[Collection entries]
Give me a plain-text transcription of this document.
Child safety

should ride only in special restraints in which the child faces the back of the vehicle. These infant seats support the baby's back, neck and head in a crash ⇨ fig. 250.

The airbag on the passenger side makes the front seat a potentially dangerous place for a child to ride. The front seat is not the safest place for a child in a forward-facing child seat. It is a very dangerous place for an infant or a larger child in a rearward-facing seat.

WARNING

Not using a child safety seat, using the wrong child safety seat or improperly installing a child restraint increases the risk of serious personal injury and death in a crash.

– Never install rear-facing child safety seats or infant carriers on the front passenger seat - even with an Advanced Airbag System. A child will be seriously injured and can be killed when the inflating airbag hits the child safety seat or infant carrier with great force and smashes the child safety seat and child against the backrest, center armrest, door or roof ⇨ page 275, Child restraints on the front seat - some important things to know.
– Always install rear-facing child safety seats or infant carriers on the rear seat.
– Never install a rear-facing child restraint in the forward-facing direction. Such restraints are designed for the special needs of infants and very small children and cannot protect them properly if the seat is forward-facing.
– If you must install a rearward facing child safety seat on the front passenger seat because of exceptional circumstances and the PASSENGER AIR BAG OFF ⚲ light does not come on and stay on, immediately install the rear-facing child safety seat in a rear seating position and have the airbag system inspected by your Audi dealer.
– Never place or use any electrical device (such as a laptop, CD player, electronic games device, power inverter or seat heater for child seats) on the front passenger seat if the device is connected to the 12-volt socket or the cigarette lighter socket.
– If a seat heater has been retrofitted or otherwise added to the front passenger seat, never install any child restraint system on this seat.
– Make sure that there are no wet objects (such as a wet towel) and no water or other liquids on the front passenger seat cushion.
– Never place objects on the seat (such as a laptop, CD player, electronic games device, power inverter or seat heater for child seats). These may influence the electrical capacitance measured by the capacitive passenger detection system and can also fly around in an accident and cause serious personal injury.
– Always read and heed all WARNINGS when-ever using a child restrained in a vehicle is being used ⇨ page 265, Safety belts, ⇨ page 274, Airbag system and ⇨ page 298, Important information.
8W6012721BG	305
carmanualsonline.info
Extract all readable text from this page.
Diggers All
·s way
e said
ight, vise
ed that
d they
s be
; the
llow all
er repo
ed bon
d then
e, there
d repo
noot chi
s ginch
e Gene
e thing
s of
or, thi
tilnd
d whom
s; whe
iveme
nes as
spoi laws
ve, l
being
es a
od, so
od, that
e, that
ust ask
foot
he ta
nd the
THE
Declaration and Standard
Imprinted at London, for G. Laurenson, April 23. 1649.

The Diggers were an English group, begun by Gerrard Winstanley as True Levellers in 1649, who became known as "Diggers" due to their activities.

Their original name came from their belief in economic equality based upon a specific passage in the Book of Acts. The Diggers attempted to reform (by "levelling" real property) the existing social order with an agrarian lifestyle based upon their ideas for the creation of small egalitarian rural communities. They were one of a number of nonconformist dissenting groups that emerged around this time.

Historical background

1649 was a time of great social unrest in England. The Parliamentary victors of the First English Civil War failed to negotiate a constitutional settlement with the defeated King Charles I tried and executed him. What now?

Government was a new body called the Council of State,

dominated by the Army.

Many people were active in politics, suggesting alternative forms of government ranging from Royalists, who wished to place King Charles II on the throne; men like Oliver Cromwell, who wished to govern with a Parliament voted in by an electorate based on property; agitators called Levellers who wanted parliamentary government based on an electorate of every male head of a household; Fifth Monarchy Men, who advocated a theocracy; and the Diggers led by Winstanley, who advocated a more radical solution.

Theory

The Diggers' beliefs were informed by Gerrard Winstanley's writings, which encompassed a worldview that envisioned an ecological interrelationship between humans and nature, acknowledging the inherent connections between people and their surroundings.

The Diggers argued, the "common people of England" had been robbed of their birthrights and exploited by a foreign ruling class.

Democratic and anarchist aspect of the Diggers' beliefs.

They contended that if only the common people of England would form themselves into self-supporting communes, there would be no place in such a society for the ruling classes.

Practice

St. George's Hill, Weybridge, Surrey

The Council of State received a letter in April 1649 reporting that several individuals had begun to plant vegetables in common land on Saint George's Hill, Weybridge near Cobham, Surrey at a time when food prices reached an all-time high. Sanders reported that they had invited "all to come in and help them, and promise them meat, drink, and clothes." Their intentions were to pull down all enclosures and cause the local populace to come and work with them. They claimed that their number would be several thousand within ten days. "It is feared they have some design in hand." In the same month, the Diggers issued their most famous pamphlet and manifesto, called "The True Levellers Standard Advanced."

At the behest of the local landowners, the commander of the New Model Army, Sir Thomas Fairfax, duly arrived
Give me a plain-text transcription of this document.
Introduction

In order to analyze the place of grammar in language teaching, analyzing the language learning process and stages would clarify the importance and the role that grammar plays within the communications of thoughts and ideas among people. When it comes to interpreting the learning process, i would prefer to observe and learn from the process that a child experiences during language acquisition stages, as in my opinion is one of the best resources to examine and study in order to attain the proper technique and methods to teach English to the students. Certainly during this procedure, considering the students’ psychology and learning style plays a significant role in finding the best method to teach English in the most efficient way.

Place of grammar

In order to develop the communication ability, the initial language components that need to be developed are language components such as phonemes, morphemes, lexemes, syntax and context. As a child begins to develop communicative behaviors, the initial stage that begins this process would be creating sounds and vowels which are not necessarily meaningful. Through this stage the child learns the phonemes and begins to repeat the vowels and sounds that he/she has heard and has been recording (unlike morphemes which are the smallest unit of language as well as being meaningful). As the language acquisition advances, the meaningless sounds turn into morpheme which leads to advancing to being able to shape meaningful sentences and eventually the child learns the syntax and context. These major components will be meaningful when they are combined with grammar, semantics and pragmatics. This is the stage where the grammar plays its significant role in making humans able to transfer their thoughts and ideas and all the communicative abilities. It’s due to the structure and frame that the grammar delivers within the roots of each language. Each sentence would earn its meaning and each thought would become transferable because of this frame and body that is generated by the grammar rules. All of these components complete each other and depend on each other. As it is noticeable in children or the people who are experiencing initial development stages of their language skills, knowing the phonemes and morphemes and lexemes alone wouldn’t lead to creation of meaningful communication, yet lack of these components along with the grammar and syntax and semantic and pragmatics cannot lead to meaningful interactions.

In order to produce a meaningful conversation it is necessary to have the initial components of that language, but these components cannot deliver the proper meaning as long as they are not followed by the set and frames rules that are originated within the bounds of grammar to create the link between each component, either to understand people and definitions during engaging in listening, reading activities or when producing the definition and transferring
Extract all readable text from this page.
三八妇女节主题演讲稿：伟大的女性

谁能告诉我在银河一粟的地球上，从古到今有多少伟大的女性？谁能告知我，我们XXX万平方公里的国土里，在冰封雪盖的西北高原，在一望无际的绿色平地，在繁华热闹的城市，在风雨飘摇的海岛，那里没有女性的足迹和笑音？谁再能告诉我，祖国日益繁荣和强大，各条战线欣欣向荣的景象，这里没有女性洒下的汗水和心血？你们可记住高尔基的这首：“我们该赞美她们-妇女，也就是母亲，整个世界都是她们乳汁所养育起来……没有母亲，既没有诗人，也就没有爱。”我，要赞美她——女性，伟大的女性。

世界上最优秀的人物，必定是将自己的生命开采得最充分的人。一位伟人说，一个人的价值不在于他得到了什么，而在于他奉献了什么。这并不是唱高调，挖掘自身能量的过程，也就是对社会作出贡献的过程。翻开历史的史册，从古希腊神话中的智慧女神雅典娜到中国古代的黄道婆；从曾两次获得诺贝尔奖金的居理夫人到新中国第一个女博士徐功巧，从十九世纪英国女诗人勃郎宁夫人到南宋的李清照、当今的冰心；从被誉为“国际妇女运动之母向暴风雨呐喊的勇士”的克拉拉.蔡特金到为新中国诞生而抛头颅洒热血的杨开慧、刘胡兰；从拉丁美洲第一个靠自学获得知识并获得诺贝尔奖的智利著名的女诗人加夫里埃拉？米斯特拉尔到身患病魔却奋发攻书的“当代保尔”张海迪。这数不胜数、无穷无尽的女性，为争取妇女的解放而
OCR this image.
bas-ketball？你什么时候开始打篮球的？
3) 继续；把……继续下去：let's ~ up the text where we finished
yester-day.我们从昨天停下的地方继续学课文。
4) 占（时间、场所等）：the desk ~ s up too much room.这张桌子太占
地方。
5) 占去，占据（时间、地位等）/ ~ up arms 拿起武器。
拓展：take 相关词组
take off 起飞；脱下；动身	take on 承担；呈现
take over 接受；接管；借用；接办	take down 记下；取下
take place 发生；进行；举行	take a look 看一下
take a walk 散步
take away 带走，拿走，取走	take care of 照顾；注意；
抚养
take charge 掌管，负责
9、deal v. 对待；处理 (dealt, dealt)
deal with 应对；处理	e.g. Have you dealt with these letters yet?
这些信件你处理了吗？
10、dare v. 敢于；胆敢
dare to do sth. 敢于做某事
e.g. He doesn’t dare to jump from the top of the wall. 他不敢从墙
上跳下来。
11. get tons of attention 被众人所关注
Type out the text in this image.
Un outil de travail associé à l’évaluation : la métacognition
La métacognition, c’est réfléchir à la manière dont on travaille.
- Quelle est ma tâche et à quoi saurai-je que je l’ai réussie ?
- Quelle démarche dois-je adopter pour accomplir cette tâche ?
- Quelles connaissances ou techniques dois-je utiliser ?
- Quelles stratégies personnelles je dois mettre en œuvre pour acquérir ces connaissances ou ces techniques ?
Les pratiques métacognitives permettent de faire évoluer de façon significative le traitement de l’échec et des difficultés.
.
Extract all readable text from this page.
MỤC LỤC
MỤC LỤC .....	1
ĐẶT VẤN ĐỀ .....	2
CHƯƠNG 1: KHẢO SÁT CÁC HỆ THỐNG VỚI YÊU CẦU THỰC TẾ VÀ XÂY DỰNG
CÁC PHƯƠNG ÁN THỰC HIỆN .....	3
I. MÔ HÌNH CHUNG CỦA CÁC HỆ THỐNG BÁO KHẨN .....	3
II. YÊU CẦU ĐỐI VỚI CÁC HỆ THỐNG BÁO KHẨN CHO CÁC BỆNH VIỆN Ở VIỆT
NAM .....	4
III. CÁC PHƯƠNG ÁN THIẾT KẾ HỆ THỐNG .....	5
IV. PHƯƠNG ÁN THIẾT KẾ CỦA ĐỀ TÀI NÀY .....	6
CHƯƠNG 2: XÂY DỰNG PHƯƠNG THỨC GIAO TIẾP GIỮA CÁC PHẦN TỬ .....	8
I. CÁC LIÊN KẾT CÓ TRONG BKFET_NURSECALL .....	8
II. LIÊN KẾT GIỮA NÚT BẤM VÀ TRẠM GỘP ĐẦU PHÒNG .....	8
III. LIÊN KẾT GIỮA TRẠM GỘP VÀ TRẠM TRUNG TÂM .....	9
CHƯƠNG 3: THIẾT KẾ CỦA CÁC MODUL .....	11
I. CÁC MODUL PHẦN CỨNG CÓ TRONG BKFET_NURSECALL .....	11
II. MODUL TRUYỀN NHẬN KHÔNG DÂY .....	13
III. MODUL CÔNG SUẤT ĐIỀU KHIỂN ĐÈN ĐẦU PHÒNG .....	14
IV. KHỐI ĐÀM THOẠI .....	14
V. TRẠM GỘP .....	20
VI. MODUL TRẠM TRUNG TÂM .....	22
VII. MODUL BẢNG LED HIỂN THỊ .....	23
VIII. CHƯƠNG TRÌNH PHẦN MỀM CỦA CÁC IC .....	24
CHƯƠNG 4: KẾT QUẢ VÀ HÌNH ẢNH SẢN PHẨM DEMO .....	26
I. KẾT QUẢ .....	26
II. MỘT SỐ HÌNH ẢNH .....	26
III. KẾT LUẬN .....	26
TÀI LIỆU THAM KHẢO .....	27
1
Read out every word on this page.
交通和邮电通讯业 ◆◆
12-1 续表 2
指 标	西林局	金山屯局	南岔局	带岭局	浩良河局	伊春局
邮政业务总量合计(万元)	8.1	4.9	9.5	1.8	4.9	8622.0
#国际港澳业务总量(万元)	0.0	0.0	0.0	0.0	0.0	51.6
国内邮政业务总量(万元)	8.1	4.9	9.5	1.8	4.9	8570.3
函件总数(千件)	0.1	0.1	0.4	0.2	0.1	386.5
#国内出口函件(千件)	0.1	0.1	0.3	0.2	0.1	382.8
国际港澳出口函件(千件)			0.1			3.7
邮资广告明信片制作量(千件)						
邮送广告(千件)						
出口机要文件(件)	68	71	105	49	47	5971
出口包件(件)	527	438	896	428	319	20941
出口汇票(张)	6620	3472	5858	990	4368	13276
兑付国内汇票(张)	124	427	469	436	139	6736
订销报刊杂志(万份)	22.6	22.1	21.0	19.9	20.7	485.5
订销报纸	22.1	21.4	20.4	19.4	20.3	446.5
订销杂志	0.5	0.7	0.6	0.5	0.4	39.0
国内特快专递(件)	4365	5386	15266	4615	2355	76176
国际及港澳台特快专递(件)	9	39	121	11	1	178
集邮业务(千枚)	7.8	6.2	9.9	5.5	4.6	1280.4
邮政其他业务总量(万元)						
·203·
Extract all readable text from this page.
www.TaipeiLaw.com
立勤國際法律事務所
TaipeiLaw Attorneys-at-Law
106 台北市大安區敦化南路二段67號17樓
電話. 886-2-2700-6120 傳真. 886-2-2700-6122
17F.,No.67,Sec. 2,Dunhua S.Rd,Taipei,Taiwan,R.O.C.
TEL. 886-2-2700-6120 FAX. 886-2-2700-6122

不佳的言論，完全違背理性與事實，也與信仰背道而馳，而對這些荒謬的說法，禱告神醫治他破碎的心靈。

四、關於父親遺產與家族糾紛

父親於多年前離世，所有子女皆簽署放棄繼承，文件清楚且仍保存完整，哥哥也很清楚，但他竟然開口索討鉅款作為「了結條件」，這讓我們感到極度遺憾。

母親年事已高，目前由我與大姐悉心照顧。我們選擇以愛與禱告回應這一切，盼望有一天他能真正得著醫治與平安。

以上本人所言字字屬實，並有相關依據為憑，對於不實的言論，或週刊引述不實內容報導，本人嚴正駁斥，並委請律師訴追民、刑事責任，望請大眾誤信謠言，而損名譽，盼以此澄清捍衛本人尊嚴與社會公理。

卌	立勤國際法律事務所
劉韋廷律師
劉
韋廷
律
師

--- What you will do ---
Copy each line of the records that contains the word "MODUL".

--- Result for this exercise ---
CHƯƠNG 3: THIẾT KẾ CỦA CÁC MODUL .....	11
I. CÁC MODUL PHẦN CỨNG CÓ TRONG BKFET_NURSECALL .....	11
II. MODUL TRUYỀN NHẬN KHÔNG DÂY .....	13
III. MODUL CÔNG SUẤT ĐIỀU KHIỂN ĐÈN ĐẦU PHÒNG .....	14
VI. MODUL TRẠM TRUNG TÂM .....	22
VII. MODUL BẢNG LED HIỂN THỊ .....	23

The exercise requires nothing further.